■ **WHAT THE TASK REQUIRES**: Pull every line of the entries that has the word "Páginas".
** begin SUPPLIED INFORMATION **
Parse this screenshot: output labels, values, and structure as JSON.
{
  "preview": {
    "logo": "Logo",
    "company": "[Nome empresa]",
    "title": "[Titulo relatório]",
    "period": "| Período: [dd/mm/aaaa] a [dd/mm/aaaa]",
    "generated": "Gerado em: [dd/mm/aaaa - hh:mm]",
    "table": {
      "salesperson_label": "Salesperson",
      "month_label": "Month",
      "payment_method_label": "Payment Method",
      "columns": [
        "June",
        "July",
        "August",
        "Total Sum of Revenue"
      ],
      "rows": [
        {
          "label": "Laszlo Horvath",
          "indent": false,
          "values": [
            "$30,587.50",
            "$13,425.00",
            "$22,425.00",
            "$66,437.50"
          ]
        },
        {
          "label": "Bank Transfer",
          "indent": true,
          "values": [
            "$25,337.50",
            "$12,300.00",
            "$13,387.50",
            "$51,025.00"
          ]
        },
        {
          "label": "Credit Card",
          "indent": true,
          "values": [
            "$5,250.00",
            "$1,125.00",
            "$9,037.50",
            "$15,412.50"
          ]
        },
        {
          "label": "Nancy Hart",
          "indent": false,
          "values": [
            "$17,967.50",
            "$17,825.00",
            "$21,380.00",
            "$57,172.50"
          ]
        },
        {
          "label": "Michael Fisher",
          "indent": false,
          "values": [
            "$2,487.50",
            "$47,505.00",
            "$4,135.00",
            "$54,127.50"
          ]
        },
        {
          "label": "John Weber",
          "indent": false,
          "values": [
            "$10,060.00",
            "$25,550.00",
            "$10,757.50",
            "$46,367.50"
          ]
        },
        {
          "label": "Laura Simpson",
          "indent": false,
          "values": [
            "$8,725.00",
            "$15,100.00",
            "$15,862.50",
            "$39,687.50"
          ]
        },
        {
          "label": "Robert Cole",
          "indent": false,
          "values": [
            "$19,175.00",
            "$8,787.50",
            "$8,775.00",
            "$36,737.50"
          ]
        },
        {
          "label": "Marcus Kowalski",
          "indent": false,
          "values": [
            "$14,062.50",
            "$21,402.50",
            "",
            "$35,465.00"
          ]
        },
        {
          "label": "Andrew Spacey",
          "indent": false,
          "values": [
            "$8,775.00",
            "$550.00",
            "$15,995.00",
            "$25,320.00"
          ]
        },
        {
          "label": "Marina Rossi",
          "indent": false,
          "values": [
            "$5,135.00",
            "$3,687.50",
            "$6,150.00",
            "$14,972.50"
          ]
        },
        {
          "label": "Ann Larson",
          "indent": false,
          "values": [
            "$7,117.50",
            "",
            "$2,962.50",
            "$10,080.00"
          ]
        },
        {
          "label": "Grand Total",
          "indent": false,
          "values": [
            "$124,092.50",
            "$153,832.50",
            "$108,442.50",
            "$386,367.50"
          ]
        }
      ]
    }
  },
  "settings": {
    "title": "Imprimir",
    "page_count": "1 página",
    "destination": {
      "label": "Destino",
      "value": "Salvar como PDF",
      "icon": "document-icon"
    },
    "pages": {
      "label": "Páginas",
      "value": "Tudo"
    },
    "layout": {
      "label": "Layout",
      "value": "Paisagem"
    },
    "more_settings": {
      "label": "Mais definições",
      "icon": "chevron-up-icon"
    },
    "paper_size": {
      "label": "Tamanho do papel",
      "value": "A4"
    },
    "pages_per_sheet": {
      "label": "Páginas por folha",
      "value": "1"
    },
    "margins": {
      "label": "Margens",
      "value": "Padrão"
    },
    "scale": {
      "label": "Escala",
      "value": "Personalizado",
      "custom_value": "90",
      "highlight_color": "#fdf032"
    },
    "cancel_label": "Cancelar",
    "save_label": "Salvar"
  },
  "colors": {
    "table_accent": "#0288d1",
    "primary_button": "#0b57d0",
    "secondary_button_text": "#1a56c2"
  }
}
** end SUPPLIED INFORMATION **
■ **COMPLETED EXERCISE**:
      "label": "Páginas",
      "label": "Páginas por folha",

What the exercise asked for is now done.